(Collection entries)
[BEGIN]

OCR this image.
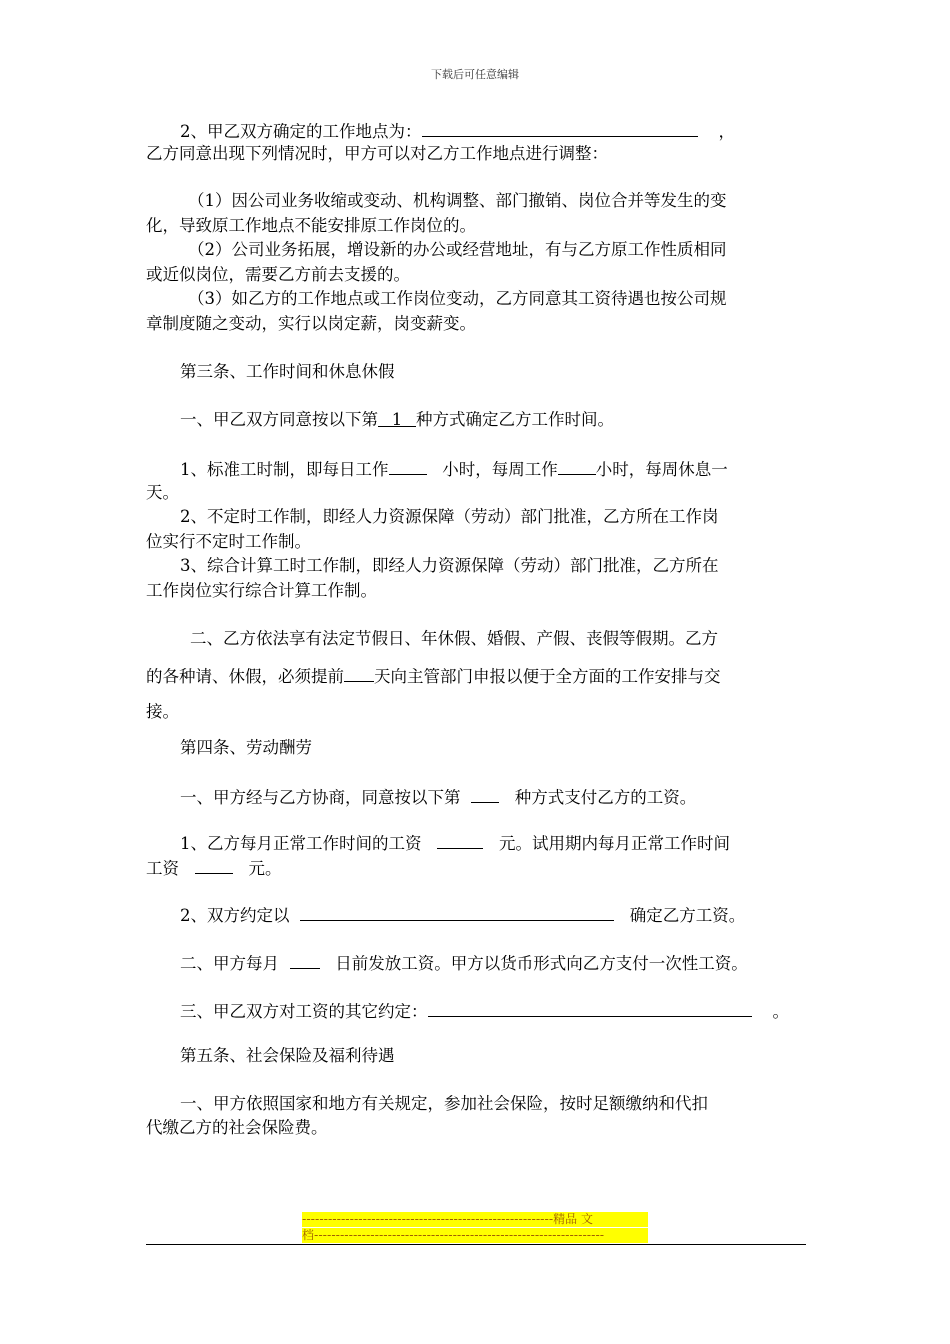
下载后可任意编辑
2、甲乙双方确定的工作地点为：	，
乙方同意出现下列情况时，甲方可以对乙方工作地点进行调整：
（1）因公司业务收缩或变动、机构调整、部门撤销、岗位合并等发生的变
化，导致原工作地点不能安排原工作岗位的。
（2）公司业务拓展，增设新的办公或经营地址，有与乙方原工作性质相同
或近似岗位，需要乙方前去支援的。
（3）如乙方的工作地点或工作岗位变动，乙方同意其工资待遇也按公司规
章制度随之变动，实行以岗定薪，岗变薪变。
第三条、工作时间和休息休假
一、甲乙双方同意按以下第 1 种方式确定乙方工作时间。
1、标准工时制，即每日工作	小时，每周工作 小时，每周休息一
天。
2、不定时工作制，即经人力资源保障（劳动）部门批准，乙方所在工作岗
位实行不定时工作制。
3、综合计算工时工作制，即经人力资源保障（劳动）部门批准，乙方所在
工作岗位实行综合计算工作制。
二、乙方依法享有法定节假日、年休假、婚假、产假、丧假等假期。乙方
的各种请、休假，必须提前 天向主管部门申报以便于全方面的工作安排与交
接。
第四条、劳动酬劳
一、甲方经与乙方协商，同意按以下第	种方式支付乙方的工资。
1、乙方每月正常工作时间的工资	元。试用期内每月正常工作时间
工资	元。
2、双方约定以	确定乙方工资。
二、甲方每月	日前发放工资。甲方以货币形式向乙方支付一次性工资。
三、甲乙双方对工资的其它约定：	。
第五条、社会保险及福利待遇
一、甲方依照国家和地方有关规定，参加社会保险，按时足额缴纳和代扣
代缴乙方的社会保险费。
----------------------------------------------------------精品 文
档-------------------------------------------------------------------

[END]

■ Directive
Every entry above is to be set down exactly; the pictures are to be left out.

■ Exercise answer
OCR this image.
下载后可任意编辑
2、甲乙双方确定的工作地点为：	，
乙方同意出现下列情况时，甲方可以对乙方工作地点进行调整：
（1）因公司业务收缩或变动、机构调整、部门撤销、岗位合并等发生的变
化，导致原工作地点不能安排原工作岗位的。
（2）公司业务拓展，增设新的办公或经营地址，有与乙方原工作性质相同
或近似岗位，需要乙方前去支援的。
（3）如乙方的工作地点或工作岗位变动，乙方同意其工资待遇也按公司规
章制度随之变动，实行以岗定薪，岗变薪变。
第三条、工作时间和休息休假
一、甲乙双方同意按以下第 1 种方式确定乙方工作时间。
1、标准工时制，即每日工作	小时，每周工作 小时，每周休息一
天。
2、不定时工作制，即经人力资源保障（劳动）部门批准，乙方所在工作岗
位实行不定时工作制。
3、综合计算工时工作制，即经人力资源保障（劳动）部门批准，乙方所在
工作岗位实行综合计算工作制。
二、乙方依法享有法定节假日、年休假、婚假、产假、丧假等假期。乙方
的各种请、休假，必须提前 天向主管部门申报以便于全方面的工作安排与交
接。
第四条、劳动酬劳
一、甲方经与乙方协商，同意按以下第	种方式支付乙方的工资。
1、乙方每月正常工作时间的工资	元。试用期内每月正常工作时间
工资	元。
2、双方约定以	确定乙方工资。
二、甲方每月	日前发放工资。甲方以货币形式向乙方支付一次性工资。
三、甲乙双方对工资的其它约定：	。
第五条、社会保险及福利待遇
一、甲方依照国家和地方有关规定，参加社会保险，按时足额缴纳和代扣
代缴乙方的社会保险费。
----------------------------------------------------------精品 文
档-------------------------------------------------------------------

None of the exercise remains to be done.